[Extracted records]
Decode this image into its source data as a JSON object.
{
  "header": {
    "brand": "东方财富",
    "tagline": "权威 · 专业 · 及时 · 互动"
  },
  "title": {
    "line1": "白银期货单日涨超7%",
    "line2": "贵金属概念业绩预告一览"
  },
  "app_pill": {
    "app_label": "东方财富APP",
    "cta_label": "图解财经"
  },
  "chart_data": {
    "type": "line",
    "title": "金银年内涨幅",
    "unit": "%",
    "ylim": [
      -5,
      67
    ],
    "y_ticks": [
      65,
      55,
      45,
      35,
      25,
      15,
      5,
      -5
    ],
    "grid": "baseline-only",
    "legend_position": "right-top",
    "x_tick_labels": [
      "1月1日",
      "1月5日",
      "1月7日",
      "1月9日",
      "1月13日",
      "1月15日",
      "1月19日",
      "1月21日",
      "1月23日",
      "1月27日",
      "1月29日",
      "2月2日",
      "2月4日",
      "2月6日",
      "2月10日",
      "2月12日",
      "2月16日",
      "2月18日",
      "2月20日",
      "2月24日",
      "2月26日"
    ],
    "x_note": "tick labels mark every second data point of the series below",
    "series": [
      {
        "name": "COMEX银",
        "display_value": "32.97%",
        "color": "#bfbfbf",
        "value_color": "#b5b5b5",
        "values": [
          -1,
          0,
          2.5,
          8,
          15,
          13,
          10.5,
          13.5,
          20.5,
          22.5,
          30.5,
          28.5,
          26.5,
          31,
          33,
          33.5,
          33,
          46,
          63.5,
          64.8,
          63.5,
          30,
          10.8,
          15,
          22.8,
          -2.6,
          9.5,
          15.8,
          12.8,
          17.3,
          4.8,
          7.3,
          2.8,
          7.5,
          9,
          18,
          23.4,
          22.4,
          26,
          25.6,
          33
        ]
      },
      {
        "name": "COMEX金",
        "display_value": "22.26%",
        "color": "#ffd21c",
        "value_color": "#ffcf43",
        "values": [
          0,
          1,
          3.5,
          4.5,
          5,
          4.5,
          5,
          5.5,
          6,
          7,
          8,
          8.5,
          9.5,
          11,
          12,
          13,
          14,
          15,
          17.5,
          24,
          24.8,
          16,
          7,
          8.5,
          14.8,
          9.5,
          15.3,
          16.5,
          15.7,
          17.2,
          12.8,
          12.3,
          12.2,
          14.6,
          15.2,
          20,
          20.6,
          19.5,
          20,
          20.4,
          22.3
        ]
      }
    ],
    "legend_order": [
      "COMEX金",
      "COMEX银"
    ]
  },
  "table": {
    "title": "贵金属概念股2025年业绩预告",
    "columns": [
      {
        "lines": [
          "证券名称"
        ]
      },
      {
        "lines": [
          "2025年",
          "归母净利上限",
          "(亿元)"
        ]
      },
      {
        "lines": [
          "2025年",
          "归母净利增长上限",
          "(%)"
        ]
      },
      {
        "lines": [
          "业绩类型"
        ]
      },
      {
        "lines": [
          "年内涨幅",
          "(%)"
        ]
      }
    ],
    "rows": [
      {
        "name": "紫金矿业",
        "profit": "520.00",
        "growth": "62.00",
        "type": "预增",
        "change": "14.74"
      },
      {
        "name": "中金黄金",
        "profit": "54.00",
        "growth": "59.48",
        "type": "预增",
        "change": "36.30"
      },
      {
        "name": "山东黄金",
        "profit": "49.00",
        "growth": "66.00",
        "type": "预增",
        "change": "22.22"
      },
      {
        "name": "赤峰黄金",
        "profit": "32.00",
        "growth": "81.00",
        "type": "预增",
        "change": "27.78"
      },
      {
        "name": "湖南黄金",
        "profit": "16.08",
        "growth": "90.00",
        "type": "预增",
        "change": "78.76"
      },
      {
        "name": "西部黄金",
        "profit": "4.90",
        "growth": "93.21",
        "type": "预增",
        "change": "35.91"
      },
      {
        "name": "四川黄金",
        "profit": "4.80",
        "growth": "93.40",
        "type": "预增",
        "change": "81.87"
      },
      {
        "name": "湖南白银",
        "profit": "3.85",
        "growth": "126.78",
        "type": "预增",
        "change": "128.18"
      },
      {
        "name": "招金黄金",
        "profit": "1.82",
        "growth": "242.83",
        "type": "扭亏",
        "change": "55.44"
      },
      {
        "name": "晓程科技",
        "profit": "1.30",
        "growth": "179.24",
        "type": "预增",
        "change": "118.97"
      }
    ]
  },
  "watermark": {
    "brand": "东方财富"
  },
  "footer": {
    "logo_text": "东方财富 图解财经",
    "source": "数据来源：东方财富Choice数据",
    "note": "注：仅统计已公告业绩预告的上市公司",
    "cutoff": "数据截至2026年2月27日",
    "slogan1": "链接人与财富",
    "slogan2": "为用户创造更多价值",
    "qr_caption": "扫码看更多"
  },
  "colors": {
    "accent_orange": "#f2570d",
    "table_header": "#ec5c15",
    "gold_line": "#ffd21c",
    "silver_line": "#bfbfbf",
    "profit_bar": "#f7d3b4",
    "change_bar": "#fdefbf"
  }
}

## WORK INSTRUCTIONS
Return each line among the entries that holds the word "title".

## COMPLETE OUTPUT
  "title": {
    "title": "金银年内涨幅",
    "title": "贵金属概念股2025年业绩预告",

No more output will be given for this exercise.